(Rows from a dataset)
▼
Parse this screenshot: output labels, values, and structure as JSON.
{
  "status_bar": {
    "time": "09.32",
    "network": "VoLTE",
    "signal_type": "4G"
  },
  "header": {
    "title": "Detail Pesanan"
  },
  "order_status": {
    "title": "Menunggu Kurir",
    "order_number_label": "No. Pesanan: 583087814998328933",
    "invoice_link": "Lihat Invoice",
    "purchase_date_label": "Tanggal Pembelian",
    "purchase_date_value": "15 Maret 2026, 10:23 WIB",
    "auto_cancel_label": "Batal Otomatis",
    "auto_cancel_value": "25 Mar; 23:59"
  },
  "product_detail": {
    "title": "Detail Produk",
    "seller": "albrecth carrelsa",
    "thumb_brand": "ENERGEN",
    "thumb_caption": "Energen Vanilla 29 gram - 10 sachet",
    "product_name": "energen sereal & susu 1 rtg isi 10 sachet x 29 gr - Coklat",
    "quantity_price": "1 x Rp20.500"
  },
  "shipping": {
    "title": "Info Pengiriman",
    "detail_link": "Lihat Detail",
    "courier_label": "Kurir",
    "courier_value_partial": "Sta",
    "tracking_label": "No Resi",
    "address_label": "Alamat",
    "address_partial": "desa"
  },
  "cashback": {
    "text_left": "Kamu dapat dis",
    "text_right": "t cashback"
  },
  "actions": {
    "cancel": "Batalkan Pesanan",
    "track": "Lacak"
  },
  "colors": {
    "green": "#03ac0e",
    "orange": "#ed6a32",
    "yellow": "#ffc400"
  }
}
▲
**EXERCISE PROMPT:**
Collect the lines of the data that carry the word "Pesanan".

**RESULT OF THIS TASK:**
    "title": "Detail Pesanan"
    "order_number_label": "No. Pesanan: 583087814998328933",
    "cancel": "Batalkan Pesanan",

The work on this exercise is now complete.